━━━ Input material ━━━

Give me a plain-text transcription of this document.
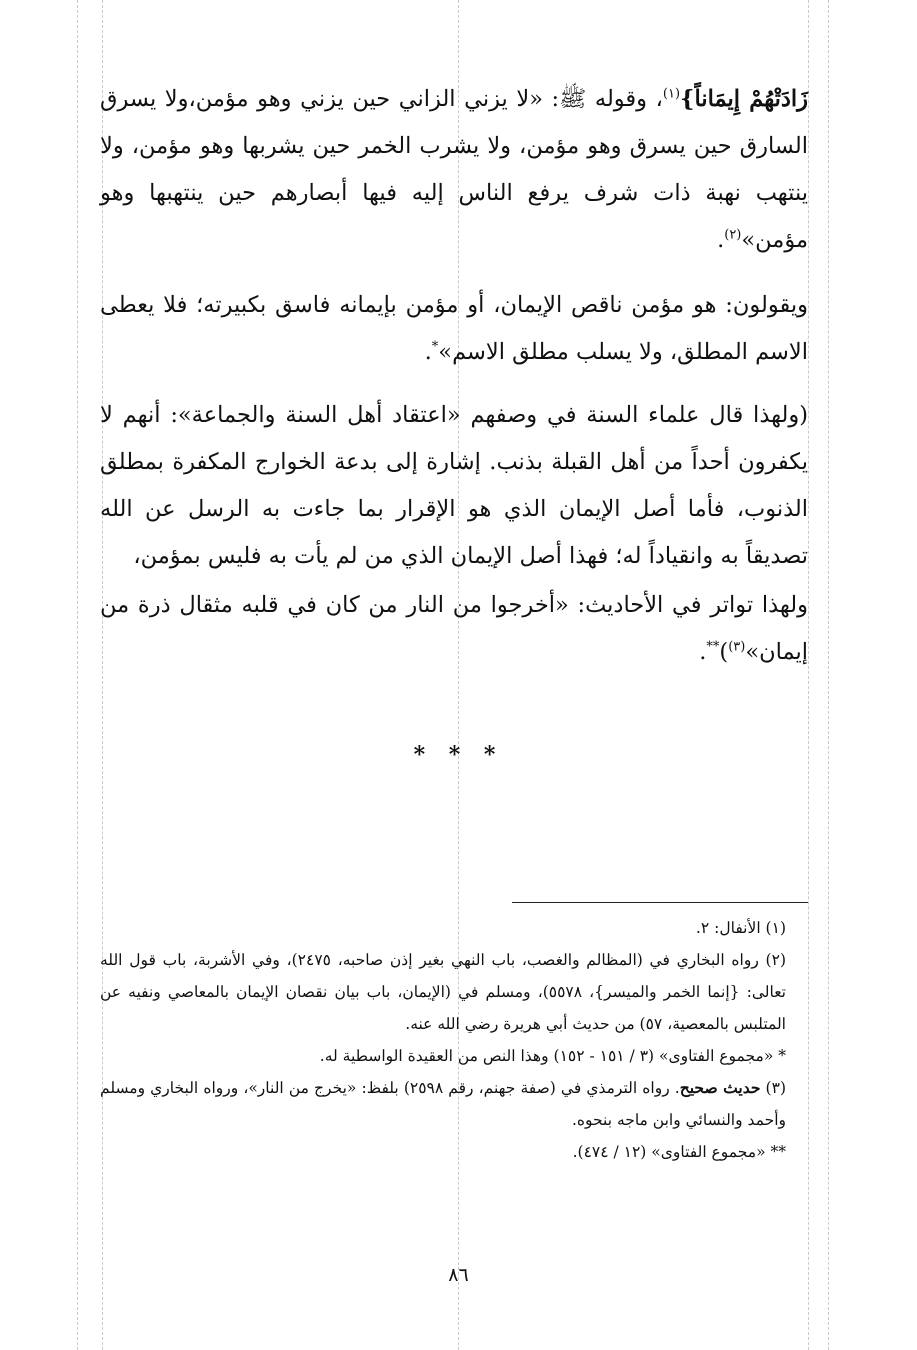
زَادَتْهُمْ إِيمَاناً}$^{(١)}$، وقوله ﷺ: «لا يزني الزاني حين يزني وهو مؤمن،ولا يسرق السارق حين يسرق وهو مؤمن، ولا يشرب الخمر حين يشربها وهو مؤمن، ولا ينتهب نهبة ذات شرف يرفع الناس إليه فيها أبصارهم حين ينتهبها وهو مؤمن»$^{(٢)}$.

ويقولون: هو مؤمن ناقص الإيمان، أو مؤمن بإيمانه فاسق بكبيرته؛ فلا يعطى الاسم المطلق، ولا يسلب مطلق الاسم»*.

(ولهذا قال علماء السنة في وصفهم «اعتقاد أهل السنة والجماعة»: أنهم لا يكفرون أحداً من أهل القبلة بذنب. إشارة إلى بدعة الخوارج المكفرة بمطلق الذنوب، فأما أصل الإيمان الذي هو الإقرار بما جاءت به الرسل عن الله تصديقاً به وانقياداً له؛ فهذا أصل الإيمان الذي من لم يأت به فليس بمؤمن،

ولهذا تواتر في الأحاديث: «أخرجوا من النار من كان في قلبه مثقال ذرة من إيمان»$^{(٣)}$)**.

* * *

(١) الأنفال: ٢.

(٢) رواه البخاري في (المظالم والغصب، باب النهي بغير إذن صاحبه، ٢٤٧٥)، وفي الأشربة، باب قول الله تعالى: {إنما الخمر والميسر}، ٥٥٧٨)، ومسلم في (الإيمان، باب بيان نقصان الإيمان بالمعاصي ونفيه عن المتلبس بالمعصية، ٥٧) من حديث أبي هريرة رضي الله عنه.

* «مجموع الفتاوى» (٣ / ١٥١ - ١٥٢) وهذا النص من العقيدة الواسطية له.

(٣) حديث صحيح. رواه الترمذي في (صفة جهنم، رقم ٢٥٩٨) بلفظ: «يخرج من النار»، ورواه البخاري ومسلم وأحمد والنسائي وابن ماجه بنحوه.

** «مجموع الفتاوى» (١٢ / ٤٧٤).

٨٦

━━━

Scan the lines for the string "الخمر". Copy out each line that matches.

→ **Correct answer**
زَادَتْهُمْ إِيمَاناً}$^{(١)}$، وقوله ﷺ: «لا يزني الزاني حين يزني وهو مؤمن،ولا يسرق السارق حين يسرق وهو مؤمن، ولا يشرب الخمر حين يشربها وهو مؤمن، ولا ينتهب نهبة ذات شرف يرفع الناس إليه فيها أبصارهم حين ينتهبها وهو مؤمن»$^{(٢)}$.
(٢) رواه البخاري في (المظالم والغصب، باب النهي بغير إذن صاحبه، ٢٤٧٥)، وفي الأشربة، باب قول الله تعالى: {إنما الخمر والميسر}، ٥٥٧٨)، ومسلم في (الإيمان، باب بيان نقصان الإيمان بالمعاصي ونفيه عن المتلبس بالمعصية، ٥٧) من حديث أبي هريرة رضي الله عنه.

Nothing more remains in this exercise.